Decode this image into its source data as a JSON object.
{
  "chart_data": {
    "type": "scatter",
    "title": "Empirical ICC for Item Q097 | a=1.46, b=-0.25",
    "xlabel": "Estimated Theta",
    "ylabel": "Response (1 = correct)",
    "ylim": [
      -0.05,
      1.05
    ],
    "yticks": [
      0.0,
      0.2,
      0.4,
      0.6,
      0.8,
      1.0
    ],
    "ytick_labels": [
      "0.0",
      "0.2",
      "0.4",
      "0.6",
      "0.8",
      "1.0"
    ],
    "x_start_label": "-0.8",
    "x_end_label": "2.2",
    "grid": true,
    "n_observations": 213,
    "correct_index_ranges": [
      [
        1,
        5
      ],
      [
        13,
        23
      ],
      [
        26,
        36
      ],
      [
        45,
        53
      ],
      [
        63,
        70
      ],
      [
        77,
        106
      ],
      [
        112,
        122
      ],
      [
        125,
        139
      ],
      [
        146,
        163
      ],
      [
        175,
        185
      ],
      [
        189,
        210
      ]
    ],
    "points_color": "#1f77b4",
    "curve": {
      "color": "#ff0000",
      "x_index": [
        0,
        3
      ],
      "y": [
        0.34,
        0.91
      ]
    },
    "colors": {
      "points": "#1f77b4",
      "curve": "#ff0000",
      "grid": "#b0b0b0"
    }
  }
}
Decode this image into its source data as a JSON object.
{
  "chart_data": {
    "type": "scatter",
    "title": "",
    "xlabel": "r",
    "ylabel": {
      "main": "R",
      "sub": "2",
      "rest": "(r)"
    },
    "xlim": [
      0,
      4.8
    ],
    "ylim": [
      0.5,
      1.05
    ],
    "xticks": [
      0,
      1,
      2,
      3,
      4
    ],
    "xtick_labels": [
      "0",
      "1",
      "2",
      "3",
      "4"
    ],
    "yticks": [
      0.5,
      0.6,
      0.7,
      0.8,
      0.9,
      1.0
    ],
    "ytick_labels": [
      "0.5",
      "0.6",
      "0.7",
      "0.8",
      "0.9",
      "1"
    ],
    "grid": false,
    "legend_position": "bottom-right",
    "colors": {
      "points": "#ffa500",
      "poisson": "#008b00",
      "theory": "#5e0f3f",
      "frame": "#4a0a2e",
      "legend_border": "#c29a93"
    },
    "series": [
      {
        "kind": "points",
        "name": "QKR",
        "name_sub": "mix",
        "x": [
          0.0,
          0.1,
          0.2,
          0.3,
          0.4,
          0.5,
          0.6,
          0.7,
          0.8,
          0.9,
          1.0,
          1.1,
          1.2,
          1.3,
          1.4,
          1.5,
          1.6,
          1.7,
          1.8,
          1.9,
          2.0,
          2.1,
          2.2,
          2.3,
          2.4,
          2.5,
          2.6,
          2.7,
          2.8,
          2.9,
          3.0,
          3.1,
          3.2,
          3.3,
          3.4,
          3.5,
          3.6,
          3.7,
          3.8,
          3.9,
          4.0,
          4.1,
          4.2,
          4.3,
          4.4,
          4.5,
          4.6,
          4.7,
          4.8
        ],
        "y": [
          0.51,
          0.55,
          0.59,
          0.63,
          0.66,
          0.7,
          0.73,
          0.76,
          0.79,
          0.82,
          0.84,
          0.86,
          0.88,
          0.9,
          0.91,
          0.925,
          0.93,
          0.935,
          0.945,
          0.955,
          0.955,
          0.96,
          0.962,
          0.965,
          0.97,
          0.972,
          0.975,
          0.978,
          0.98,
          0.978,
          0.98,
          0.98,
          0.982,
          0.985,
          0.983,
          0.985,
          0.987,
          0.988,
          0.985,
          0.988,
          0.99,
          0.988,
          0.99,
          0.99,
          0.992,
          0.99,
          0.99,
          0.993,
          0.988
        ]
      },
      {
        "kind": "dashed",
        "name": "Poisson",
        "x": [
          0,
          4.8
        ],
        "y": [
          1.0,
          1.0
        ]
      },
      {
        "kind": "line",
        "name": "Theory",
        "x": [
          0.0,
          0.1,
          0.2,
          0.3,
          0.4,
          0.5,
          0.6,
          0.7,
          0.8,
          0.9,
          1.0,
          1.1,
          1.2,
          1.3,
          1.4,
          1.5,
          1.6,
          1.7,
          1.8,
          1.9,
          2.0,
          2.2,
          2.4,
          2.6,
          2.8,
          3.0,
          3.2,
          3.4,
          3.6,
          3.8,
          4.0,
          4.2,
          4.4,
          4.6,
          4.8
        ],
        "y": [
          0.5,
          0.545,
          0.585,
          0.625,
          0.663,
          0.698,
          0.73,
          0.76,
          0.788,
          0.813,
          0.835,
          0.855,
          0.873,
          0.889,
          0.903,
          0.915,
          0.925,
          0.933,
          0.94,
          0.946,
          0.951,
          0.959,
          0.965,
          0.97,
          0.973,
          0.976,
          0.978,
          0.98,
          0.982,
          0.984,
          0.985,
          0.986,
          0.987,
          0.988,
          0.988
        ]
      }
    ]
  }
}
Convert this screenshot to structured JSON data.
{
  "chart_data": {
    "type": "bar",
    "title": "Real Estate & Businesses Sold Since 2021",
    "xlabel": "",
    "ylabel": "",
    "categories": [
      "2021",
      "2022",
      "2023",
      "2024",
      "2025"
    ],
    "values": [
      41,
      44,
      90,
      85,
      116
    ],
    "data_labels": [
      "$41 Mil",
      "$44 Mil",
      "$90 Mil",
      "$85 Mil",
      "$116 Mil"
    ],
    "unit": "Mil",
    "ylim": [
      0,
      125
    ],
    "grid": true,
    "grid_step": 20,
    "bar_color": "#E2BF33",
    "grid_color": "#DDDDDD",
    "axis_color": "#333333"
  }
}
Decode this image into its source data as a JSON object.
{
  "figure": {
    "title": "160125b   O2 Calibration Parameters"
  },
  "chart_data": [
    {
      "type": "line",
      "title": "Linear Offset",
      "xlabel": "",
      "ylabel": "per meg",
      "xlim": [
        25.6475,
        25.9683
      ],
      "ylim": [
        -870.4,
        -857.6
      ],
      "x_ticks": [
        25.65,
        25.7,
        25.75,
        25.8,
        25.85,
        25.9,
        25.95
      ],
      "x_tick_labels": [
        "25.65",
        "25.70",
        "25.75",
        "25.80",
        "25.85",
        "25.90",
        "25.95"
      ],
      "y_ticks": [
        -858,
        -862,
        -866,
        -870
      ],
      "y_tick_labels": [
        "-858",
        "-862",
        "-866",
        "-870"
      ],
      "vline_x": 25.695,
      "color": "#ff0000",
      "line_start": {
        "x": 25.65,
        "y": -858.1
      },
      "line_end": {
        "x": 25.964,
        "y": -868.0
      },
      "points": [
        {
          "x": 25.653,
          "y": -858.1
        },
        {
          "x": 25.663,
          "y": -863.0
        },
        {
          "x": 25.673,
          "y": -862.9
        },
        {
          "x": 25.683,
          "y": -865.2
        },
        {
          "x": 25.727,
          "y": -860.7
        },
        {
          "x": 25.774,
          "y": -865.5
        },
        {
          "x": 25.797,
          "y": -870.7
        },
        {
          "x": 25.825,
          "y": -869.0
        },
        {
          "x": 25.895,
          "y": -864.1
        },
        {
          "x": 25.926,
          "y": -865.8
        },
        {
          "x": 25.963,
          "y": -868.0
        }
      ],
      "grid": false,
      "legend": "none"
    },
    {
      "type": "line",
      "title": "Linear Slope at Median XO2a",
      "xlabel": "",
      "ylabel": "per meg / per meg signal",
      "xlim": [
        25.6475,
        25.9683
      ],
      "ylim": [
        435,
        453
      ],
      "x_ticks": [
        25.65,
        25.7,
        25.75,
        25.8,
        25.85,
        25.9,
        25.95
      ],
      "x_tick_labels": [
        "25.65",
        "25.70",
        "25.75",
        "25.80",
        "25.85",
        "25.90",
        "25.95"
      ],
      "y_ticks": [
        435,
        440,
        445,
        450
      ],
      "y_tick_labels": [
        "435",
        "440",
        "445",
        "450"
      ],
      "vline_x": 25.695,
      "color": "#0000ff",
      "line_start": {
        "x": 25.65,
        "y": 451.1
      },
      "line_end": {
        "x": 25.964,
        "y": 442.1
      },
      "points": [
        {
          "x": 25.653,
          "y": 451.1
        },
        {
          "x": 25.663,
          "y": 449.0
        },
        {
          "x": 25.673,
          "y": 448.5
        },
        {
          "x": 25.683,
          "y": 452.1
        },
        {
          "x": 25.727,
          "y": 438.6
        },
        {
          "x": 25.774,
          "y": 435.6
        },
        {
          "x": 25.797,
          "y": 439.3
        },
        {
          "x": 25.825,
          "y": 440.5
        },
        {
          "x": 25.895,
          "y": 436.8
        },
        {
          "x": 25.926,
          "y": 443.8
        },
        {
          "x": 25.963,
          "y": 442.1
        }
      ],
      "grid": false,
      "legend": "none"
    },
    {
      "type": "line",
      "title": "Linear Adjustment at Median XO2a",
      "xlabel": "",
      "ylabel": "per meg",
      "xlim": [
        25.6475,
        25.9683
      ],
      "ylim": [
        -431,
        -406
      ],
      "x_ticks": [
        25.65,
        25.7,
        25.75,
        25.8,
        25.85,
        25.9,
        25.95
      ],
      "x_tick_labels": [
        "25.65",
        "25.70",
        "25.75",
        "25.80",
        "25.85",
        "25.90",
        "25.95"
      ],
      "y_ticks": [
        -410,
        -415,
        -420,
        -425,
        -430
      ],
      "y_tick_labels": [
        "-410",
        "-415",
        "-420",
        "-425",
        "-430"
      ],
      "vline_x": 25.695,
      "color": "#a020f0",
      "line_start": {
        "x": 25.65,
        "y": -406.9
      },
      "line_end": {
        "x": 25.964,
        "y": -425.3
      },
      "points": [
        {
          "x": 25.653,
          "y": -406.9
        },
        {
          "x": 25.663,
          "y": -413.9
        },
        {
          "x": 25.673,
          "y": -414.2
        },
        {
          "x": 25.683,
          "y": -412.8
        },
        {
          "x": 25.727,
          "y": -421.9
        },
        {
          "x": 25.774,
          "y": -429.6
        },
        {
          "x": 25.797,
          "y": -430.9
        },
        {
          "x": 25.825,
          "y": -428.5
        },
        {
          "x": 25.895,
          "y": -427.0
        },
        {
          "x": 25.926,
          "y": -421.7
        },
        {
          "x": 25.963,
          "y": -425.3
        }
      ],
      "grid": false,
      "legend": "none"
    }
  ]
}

▶ [Description of the task] The lines to collect are those holding the string "ylabel"; copy them all.

▶ [Finished task]
    "ylabel": "Response (1 = correct)",
    "ylabel": {
    "ylabel": "",
      "ylabel": "per meg",
      "ylabel": "per meg / per meg signal",
      "ylabel": "per meg",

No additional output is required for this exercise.